## GOAL
Work through the data line by line, gathering every line that has the word "true".

** Start of PROVIDED MATERIAL **

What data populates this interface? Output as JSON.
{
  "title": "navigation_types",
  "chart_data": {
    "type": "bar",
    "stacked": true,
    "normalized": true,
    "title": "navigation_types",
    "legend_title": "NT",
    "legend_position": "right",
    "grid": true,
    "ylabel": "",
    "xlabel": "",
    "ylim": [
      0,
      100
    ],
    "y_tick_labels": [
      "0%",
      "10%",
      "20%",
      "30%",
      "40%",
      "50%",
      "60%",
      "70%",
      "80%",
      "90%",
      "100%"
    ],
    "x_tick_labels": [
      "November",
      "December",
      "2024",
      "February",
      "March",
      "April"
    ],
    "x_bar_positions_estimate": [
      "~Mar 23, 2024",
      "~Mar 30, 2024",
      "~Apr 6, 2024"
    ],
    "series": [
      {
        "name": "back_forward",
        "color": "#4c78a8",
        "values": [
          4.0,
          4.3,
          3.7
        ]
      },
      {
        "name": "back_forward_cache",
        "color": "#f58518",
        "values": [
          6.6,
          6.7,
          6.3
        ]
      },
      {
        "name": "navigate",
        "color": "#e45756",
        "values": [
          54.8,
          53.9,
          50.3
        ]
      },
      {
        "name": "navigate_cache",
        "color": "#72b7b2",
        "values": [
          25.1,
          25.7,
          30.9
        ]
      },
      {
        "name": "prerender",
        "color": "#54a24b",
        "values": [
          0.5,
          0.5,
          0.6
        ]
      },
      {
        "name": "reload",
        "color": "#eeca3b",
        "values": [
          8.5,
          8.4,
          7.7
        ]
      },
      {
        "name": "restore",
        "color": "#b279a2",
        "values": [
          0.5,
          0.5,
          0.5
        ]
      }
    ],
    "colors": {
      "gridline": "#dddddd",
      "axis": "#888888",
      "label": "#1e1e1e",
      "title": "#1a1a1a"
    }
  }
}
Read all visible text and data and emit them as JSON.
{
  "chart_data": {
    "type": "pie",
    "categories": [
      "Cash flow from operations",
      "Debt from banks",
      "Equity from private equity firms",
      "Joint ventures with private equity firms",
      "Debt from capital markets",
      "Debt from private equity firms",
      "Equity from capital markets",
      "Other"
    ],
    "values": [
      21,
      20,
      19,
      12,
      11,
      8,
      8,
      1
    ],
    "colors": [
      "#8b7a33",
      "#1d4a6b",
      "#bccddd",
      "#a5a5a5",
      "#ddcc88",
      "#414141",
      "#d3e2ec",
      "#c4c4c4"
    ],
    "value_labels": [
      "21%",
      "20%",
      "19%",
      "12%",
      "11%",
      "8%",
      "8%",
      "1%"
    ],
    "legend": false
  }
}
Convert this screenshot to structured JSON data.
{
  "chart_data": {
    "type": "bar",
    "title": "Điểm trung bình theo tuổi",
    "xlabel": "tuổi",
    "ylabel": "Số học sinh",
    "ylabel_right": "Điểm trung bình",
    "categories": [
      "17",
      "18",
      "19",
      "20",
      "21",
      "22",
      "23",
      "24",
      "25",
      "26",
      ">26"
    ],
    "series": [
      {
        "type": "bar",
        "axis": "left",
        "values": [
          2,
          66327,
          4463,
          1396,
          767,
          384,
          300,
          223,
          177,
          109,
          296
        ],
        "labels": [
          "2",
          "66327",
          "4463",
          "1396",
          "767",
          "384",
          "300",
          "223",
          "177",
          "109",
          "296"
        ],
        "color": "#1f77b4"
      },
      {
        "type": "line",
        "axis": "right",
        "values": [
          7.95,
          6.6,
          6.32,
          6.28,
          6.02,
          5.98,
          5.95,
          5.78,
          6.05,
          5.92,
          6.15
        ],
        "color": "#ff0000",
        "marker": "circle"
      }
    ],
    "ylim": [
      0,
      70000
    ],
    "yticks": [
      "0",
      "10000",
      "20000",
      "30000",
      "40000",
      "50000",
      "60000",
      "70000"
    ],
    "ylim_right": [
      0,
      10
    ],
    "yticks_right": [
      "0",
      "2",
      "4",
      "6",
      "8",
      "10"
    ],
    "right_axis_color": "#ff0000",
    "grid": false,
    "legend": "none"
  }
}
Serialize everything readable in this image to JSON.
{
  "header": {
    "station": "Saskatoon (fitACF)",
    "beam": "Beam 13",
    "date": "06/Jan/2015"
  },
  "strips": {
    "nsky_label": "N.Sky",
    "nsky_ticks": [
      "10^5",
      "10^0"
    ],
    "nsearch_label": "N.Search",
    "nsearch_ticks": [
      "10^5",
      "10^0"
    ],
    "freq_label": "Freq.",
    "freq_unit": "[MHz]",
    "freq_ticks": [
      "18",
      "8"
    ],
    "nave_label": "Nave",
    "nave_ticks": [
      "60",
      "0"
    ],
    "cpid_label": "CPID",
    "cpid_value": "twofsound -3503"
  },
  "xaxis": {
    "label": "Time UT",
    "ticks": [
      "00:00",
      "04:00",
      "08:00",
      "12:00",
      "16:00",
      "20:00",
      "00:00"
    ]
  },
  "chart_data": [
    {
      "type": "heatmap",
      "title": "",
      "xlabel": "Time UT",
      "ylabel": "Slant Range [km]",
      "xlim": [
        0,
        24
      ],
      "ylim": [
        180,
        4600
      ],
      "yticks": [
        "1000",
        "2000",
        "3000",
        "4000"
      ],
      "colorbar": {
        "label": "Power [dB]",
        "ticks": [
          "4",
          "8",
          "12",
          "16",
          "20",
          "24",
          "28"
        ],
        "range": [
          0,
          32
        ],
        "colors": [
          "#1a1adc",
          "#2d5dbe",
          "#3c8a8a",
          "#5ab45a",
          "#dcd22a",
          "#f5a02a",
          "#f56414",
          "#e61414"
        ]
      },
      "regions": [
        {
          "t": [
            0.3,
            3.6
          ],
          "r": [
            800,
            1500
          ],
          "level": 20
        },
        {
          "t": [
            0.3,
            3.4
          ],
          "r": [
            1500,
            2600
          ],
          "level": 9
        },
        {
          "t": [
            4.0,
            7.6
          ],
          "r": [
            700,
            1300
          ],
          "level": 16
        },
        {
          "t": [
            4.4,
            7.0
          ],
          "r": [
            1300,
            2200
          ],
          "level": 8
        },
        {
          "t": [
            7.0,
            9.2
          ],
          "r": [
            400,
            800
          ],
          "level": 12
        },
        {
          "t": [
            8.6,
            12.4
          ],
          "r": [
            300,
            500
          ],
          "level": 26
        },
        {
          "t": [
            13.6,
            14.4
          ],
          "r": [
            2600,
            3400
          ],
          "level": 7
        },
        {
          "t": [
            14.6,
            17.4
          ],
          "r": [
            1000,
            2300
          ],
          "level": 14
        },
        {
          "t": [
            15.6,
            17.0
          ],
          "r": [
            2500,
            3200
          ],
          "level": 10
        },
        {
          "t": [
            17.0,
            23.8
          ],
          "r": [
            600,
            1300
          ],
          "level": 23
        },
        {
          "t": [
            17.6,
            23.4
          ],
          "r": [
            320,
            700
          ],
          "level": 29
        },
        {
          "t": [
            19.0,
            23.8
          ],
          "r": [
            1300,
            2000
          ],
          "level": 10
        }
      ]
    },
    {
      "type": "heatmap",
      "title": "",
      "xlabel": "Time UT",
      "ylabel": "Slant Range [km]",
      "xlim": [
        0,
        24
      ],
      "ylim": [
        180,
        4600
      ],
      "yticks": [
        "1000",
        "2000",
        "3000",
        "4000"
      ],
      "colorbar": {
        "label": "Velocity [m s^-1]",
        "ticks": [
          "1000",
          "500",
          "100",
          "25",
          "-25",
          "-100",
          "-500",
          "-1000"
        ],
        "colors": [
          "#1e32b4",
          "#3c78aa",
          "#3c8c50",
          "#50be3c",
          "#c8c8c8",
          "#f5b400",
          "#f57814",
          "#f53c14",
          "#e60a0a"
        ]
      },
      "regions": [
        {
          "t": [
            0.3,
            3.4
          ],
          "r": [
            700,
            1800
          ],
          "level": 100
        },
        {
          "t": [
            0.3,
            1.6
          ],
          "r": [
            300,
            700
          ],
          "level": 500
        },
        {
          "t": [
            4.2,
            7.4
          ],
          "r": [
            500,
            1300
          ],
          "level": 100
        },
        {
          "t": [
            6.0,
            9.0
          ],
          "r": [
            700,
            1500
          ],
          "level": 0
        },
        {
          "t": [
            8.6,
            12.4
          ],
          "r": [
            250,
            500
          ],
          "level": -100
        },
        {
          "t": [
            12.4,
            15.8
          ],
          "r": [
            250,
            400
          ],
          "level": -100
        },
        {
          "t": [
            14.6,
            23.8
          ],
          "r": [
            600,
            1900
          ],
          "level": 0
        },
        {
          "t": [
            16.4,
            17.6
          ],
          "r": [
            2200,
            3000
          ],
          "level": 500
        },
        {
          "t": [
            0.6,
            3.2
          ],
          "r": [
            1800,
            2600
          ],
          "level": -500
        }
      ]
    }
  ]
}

** End of PROVIDED MATERIAL **

## THE ANSWER
    "stacked": true,
    "normalized": true,
    "grid": true,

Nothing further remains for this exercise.